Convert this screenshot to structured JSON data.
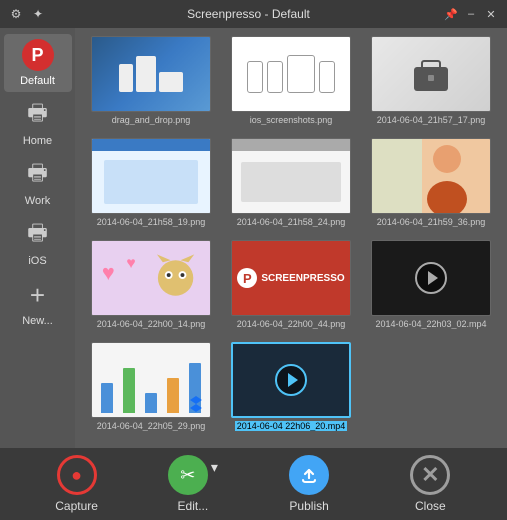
{
  "titleBar": {
    "title": "Screenpresso  -  Default",
    "controls": [
      "pin",
      "minimize",
      "close"
    ]
  },
  "sidebar": {
    "items": [
      {
        "id": "default",
        "label": "Default",
        "icon": "default-icon",
        "active": true
      },
      {
        "id": "home",
        "label": "Home",
        "icon": "printer-icon"
      },
      {
        "id": "work",
        "label": "Work",
        "icon": "printer-icon"
      },
      {
        "id": "ios",
        "label": "iOS",
        "icon": "printer-icon"
      },
      {
        "id": "new",
        "label": "New...",
        "icon": "plus-icon"
      }
    ]
  },
  "grid": {
    "items": [
      {
        "id": 1,
        "label": "drag_and_drop.png",
        "type": "drag-drop",
        "selected": false
      },
      {
        "id": 2,
        "label": "ios_screenshots.png",
        "type": "ios",
        "selected": false
      },
      {
        "id": 3,
        "label": "2014-06-04_21h57_17.png",
        "type": "suitcase",
        "selected": false
      },
      {
        "id": 4,
        "label": "2014-06-04_21h58_19.png",
        "type": "screenshot-blue",
        "selected": false
      },
      {
        "id": 5,
        "label": "2014-06-04_21h58_24.png",
        "type": "screenshot-light",
        "selected": false
      },
      {
        "id": 6,
        "label": "2014-06-04_21h59_36.png",
        "type": "person",
        "selected": false
      },
      {
        "id": 7,
        "label": "2014-06-04_22h00_14.png",
        "type": "cat",
        "selected": false
      },
      {
        "id": 8,
        "label": "2014-06-04_22h00_44.png",
        "type": "screenpresso",
        "selected": false
      },
      {
        "id": 9,
        "label": "2014-06-04_22h03_02.mp4",
        "type": "video",
        "selected": false
      },
      {
        "id": 10,
        "label": "2014-06-04_22h05_29.png",
        "type": "chart",
        "selected": false
      },
      {
        "id": 11,
        "label": "2014-06-04 22h06_20.mp4",
        "type": "video2",
        "selected": true
      }
    ]
  },
  "toolbar": {
    "capture_label": "Capture",
    "edit_label": "Edit...",
    "publish_label": "Publish",
    "close_label": "Close"
  }
}
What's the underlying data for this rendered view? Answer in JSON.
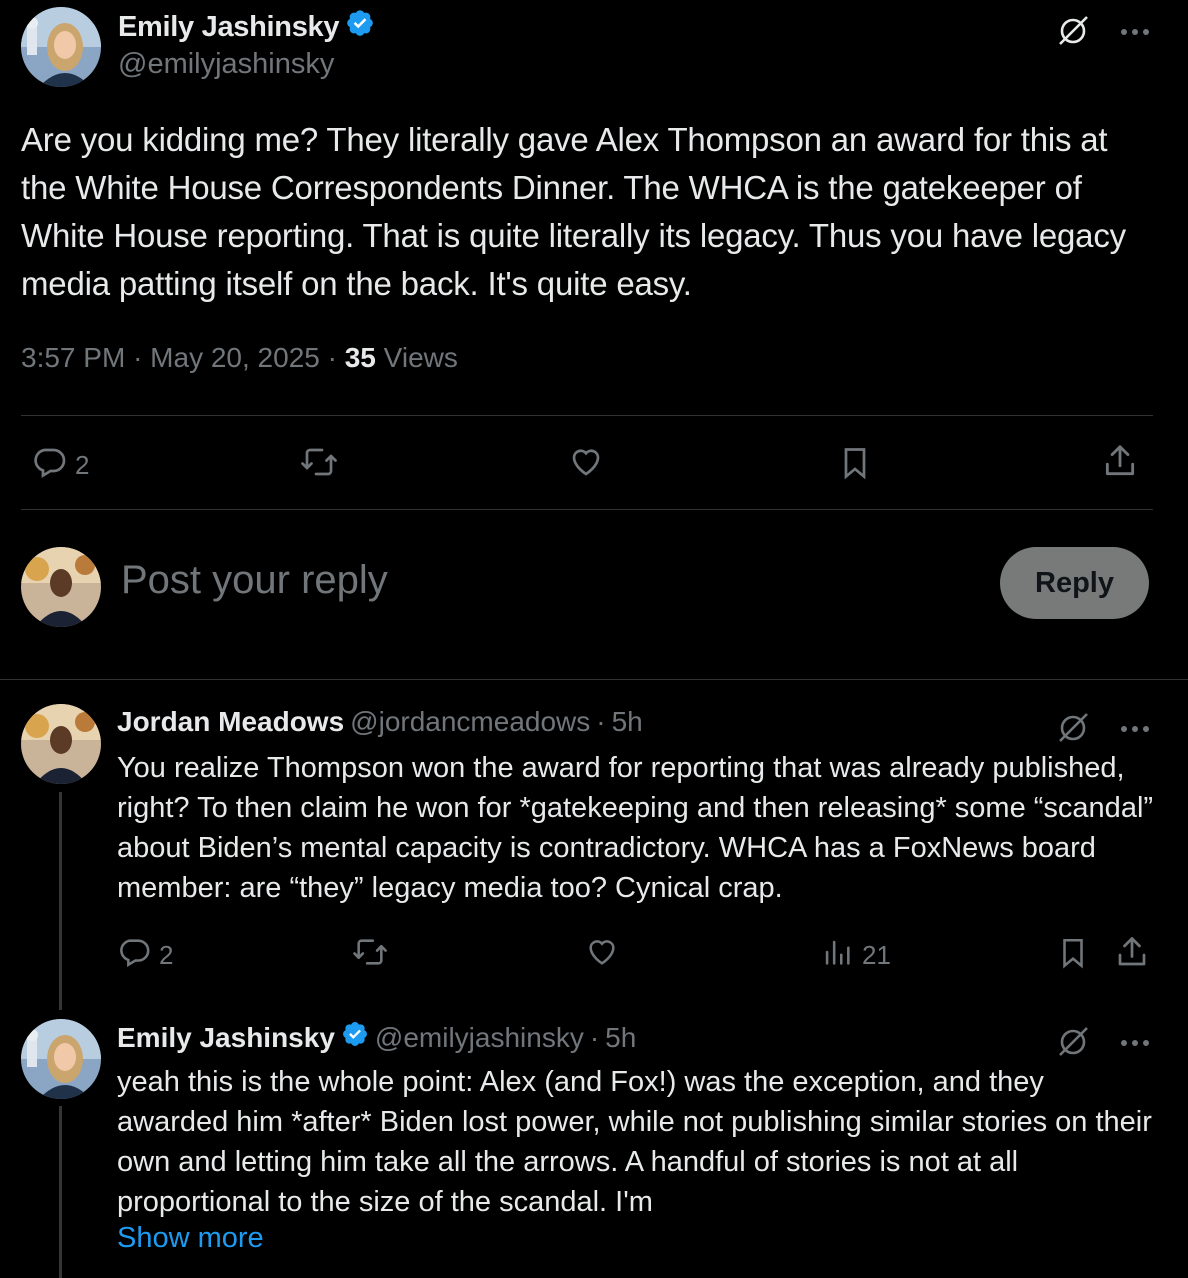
{
  "main_tweet": {
    "author_name": "Emily Jashinsky",
    "handle": "@emilyjashinsky",
    "text": "Are you kidding me? They literally gave Alex Thompson an award for this at the White House Correspondents Dinner. The WHCA is the gatekeeper of White House reporting. That is quite literally its legacy. Thus you have legacy media patting itself on the back. It's quite easy.",
    "time": "3:57 PM",
    "date": "May 20, 2025",
    "views_count": "35",
    "views_label": "Views",
    "reply_count": "2"
  },
  "composer": {
    "placeholder": "Post your reply",
    "reply_label": "Reply"
  },
  "replies": [
    {
      "author_name": "Jordan Meadows",
      "handle": "@jordancmeadows",
      "time_ago": "5h",
      "text": "You realize Thompson won the award for reporting that was already published, right? To then claim he won for *gatekeeping and then releasing* some “scandal” about Biden’s mental capacity is contradictory. WHCA has a FoxNews board member: are “they” legacy media too? Cynical crap.",
      "reply_count": "2",
      "views_count": "21"
    },
    {
      "author_name": "Emily Jashinsky",
      "handle": "@emilyjashinsky",
      "time_ago": "5h",
      "text": "yeah this is the whole point: Alex (and Fox!) was the exception, and they awarded him *after* Biden lost power, while not publishing similar stories on their own and letting him take all the arrows. A handful of stories is not at all proportional to the size of the scandal. I'm",
      "show_more": "Show more"
    }
  ],
  "separator": "·",
  "colors": {
    "background": "#000000",
    "text": "#e7e9ea",
    "muted": "#71767b",
    "verified": "#1d9bf0",
    "link": "#1d9bf0",
    "divider": "#2f3336"
  },
  "icons": [
    "verified-badge-icon",
    "grok-icon",
    "more-icon",
    "reply-icon",
    "repost-icon",
    "like-icon",
    "bookmark-icon",
    "share-icon",
    "views-icon"
  ]
}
§
Take the entries shown above and quote them verbatim, passing over the pictures.

Convert this screenshot to structured JSON data.
{
  "titleBar": {
    "title": "Screenpresso  -  Default",
    "controls": [
      "pin",
      "minimize",
      "close"
    ]
  },
  "sidebar": {
    "items": [
      {
        "id": "default",
        "label": "Default",
        "icon": "default-icon",
        "active": true
      },
      {
        "id": "home",
        "label": "Home",
        "icon": "printer-icon"
      },
      {
        "id": "work",
        "label": "Work",
        "icon": "printer-icon"
      },
      {
        "id": "ios",
        "label": "iOS",
        "icon": "printer-icon"
      },
      {
        "id": "new",
        "label": "New...",
        "icon": "plus-icon"
      }
    ]
  },
  "grid": {
    "items": [
      {
        "id": 1,
        "label": "drag_and_drop.png",
        "type": "drag-drop",
        "selected": false
      },
      {
        "id": 2,
        "label": "ios_screenshots.png",
        "type": "ios",
        "selected": false
      },
      {
        "id": 3,
        "label": "2014-06-04_21h57_17.png",
        "type": "suitcase",
        "selected": false
      },
      {
        "id": 4,
        "label": "2014-06-04_21h58_19.png",
        "type": "screenshot-blue",
        "selected": false
      },
      {
        "id": 5,
        "label": "2014-06-04_21h58_24.png",
        "type": "screenshot-light",
        "selected": false
      },
      {
        "id": 6,
        "label": "2014-06-04_21h59_36.png",
        "type": "person",
        "selected": false
      },
      {
        "id": 7,
        "label": "2014-06-04_22h00_14.png",
        "type": "cat",
        "selected": false
      },
      {
        "id": 8,
        "label": "2014-06-04_22h00_44.png",
        "type": "screenpresso",
        "selected": false
      },
      {
        "id": 9,
        "label": "2014-06-04_22h03_02.mp4",
        "type": "video",
        "selected": false
      },
      {
        "id": 10,
        "label": "2014-06-04_22h05_29.png",
        "type": "chart",
        "selected": false
      },
      {
        "id": 11,
        "label": "2014-06-04 22h06_20.mp4",
        "type": "video2",
        "selected": true
      }
    ]
  },
  "toolbar": {
    "capture_label": "Capture",
    "edit_label": "Edit...",
    "publish_label": "Publish",
    "close_label": "Close"
  }
}
What's the underlying data for this rendered view? Answer in JSON.
{
  "main_tweet": {
    "author_name": "Emily Jashinsky",
    "handle": "@emilyjashinsky",
    "text": "Are you kidding me? They literally gave Alex Thompson an award for this at the White House Correspondents Dinner. The WHCA is the gatekeeper of White House reporting. That is quite literally its legacy. Thus you have legacy media patting itself on the back. It's quite easy.",
    "time": "3:57 PM",
    "date": "May 20, 2025",
    "views_count": "35",
    "views_label": "Views",
    "reply_count": "2"
  },
  "composer": {
    "placeholder": "Post your reply",
    "reply_label": "Reply"
  },
  "replies": [
    {
      "author_name": "Jordan Meadows",
      "handle": "@jordancmeadows",
      "time_ago": "5h",
      "text": "You realize Thompson won the award for reporting that was already published, right? To then claim he won for *gatekeeping and then releasing* some “scandal” about Biden’s mental capacity is contradictory. WHCA has a FoxNews board member: are “they” legacy media too? Cynical crap.",
      "reply_count": "2",
      "views_count": "21"
    },
    {
      "author_name": "Emily Jashinsky",
      "handle": "@emilyjashinsky",
      "time_ago": "5h",
      "text": "yeah this is the whole point: Alex (and Fox!) was the exception, and they awarded him *after* Biden lost power, while not publishing similar stories on their own and letting him take all the arrows. A handful of stories is not at all proportional to the size of the scandal. I'm",
      "show_more": "Show more"
    }
  ],
  "separator": "·",
  "colors": {
    "background": "#000000",
    "text": "#e7e9ea",
    "muted": "#71767b",
    "verified": "#1d9bf0",
    "link": "#1d9bf0",
    "divider": "#2f3336"
  },
  "icons": [
    "verified-badge-icon",
    "grok-icon",
    "more-icon",
    "reply-icon",
    "repost-icon",
    "like-icon",
    "bookmark-icon",
    "share-icon",
    "views-icon"
  ]
}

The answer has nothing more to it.